* Required task:
Using the listing below, copy every line that mentions "layers".

··· Data provided

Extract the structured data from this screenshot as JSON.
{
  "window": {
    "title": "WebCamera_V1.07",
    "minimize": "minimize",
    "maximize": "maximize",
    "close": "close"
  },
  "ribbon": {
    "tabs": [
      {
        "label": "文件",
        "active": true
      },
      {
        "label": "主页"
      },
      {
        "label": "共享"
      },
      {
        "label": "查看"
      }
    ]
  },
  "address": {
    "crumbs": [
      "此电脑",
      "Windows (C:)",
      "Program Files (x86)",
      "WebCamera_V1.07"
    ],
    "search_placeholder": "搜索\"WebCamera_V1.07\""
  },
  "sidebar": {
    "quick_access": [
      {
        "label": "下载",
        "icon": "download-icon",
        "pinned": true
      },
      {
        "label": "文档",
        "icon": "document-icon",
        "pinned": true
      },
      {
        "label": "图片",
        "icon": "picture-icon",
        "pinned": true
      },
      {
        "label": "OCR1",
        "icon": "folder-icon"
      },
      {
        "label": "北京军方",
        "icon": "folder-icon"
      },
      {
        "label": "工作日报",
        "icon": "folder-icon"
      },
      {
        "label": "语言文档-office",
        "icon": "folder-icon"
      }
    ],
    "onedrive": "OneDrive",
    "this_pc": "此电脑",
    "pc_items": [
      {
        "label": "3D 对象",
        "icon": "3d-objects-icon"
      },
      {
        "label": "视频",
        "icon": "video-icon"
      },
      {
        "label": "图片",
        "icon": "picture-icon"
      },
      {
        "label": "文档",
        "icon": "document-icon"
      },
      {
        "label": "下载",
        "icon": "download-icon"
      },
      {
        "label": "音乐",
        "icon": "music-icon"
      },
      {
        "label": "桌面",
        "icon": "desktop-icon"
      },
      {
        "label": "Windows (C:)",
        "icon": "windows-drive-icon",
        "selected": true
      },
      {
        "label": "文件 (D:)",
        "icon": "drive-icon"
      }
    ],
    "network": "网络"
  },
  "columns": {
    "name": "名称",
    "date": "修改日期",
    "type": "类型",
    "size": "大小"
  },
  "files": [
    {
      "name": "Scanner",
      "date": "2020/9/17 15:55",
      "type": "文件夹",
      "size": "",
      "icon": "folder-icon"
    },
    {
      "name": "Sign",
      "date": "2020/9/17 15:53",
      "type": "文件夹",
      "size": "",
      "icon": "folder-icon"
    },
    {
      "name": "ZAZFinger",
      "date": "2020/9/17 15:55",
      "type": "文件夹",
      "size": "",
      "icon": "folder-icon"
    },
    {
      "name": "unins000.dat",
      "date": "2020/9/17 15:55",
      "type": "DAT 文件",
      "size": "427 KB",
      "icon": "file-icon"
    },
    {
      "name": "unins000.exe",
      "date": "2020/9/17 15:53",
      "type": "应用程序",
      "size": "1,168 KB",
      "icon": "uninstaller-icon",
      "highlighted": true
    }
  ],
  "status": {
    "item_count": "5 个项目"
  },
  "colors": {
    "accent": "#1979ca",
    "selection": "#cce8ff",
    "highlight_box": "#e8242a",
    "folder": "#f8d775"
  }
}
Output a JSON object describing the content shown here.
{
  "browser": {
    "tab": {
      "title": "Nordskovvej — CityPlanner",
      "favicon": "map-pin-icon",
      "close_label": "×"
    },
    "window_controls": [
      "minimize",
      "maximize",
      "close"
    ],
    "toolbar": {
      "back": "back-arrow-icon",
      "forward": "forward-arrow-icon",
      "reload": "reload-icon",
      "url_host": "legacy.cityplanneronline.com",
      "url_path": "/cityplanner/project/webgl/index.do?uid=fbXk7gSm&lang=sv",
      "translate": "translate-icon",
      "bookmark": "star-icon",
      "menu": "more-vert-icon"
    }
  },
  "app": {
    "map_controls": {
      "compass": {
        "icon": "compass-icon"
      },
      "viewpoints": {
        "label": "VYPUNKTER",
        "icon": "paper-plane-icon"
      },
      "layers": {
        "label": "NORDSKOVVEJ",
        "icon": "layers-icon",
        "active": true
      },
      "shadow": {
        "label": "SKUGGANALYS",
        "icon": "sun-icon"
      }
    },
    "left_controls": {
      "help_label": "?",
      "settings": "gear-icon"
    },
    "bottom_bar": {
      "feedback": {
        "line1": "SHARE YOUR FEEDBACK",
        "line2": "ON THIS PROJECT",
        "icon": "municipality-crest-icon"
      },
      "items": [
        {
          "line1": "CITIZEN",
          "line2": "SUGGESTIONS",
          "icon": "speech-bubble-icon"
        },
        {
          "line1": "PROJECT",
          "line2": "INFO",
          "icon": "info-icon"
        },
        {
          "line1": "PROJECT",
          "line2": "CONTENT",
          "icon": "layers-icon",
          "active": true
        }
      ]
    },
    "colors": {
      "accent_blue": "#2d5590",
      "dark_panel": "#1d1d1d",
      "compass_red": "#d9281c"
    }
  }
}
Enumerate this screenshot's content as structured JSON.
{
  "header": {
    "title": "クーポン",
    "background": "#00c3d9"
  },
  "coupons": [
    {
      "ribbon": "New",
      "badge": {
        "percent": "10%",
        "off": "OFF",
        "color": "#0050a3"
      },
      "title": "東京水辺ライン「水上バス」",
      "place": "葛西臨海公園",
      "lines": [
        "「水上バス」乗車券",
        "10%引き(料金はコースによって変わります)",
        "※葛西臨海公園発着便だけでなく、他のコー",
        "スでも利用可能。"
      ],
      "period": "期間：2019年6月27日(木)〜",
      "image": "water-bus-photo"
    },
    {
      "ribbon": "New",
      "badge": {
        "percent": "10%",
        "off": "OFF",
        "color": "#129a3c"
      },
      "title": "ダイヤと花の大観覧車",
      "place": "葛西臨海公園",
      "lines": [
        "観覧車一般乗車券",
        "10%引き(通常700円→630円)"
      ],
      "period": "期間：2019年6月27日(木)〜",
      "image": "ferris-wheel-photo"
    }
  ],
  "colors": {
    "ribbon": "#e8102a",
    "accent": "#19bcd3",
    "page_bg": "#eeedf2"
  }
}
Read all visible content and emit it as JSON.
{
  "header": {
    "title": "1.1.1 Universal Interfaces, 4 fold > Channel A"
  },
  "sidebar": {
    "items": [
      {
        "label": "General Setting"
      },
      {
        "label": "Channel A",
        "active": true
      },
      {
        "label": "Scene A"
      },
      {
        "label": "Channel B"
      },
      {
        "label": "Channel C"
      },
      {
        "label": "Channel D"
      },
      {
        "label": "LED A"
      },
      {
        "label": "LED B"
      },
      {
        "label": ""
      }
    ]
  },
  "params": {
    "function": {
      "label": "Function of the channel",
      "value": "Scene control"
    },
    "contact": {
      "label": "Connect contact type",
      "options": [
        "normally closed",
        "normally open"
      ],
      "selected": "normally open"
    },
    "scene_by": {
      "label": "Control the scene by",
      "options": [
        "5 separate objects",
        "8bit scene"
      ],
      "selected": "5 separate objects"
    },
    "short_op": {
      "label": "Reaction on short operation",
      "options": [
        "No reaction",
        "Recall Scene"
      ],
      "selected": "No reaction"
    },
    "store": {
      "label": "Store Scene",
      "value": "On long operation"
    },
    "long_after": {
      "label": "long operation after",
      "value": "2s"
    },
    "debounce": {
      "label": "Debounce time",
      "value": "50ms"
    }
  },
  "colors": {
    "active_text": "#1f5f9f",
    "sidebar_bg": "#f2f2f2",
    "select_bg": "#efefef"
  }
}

······

* Exercise response:
      "layers": {
        "icon": "layers-icon",
          "icon": "layers-icon",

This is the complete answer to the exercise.